§ **DIRECTIVE**: Pull out every line in the data that has the string "hands" in it.

§ **INFORMATION GIVEN**:
========

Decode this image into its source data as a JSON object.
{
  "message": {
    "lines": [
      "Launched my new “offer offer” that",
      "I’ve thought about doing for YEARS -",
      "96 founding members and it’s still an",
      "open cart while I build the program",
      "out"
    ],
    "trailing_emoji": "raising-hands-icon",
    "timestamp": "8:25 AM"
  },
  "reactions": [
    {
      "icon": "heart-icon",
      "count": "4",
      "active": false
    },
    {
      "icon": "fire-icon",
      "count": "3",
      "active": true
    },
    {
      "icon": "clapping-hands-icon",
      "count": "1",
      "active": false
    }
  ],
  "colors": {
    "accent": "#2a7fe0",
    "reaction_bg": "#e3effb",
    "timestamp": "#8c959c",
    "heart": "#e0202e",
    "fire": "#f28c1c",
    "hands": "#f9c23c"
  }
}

========

§ **REPLY TO THE EXERCISE**:
    "trailing_emoji": "raising-hands-icon",
      "icon": "clapping-hands-icon",
    "hands": "#f9c23c"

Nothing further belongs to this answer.